## Begin Information given

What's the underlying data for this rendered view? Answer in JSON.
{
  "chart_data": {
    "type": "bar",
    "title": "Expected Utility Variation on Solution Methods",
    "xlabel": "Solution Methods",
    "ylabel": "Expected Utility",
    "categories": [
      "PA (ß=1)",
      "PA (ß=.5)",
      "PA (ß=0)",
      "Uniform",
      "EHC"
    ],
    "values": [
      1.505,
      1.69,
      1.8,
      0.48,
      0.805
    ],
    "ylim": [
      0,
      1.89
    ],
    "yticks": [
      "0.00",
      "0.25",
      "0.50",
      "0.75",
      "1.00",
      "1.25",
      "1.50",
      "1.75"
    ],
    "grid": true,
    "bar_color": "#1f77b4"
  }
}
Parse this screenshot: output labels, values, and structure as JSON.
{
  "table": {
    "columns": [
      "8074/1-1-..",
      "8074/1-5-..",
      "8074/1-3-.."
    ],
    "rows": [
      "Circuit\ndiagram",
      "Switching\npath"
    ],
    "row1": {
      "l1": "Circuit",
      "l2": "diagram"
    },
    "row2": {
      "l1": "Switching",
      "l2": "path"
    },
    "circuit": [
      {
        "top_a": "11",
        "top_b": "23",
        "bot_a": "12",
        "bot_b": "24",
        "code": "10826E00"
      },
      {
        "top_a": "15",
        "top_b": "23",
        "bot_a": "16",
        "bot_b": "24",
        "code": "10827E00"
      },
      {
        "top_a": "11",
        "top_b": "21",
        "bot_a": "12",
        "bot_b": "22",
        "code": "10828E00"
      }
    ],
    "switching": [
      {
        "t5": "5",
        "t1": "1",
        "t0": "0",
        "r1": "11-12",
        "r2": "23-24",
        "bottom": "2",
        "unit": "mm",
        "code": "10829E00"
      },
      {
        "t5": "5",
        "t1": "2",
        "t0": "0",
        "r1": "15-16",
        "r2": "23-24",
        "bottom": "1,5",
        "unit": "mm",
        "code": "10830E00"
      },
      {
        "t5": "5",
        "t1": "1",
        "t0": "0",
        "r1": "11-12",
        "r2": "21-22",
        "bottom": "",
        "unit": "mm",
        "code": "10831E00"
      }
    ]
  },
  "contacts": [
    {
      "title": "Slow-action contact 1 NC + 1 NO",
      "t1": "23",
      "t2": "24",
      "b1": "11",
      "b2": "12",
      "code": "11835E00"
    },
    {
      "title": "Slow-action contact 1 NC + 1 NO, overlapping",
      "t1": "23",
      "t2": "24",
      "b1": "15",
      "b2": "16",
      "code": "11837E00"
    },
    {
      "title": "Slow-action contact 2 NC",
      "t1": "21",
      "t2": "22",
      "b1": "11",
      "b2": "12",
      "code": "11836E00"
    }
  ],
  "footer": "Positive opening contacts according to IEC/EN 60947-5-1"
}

## End Information given

Requirement>
Say how many lines in the entries contain the string "contacts", and leave out everything else.

Full solution>
2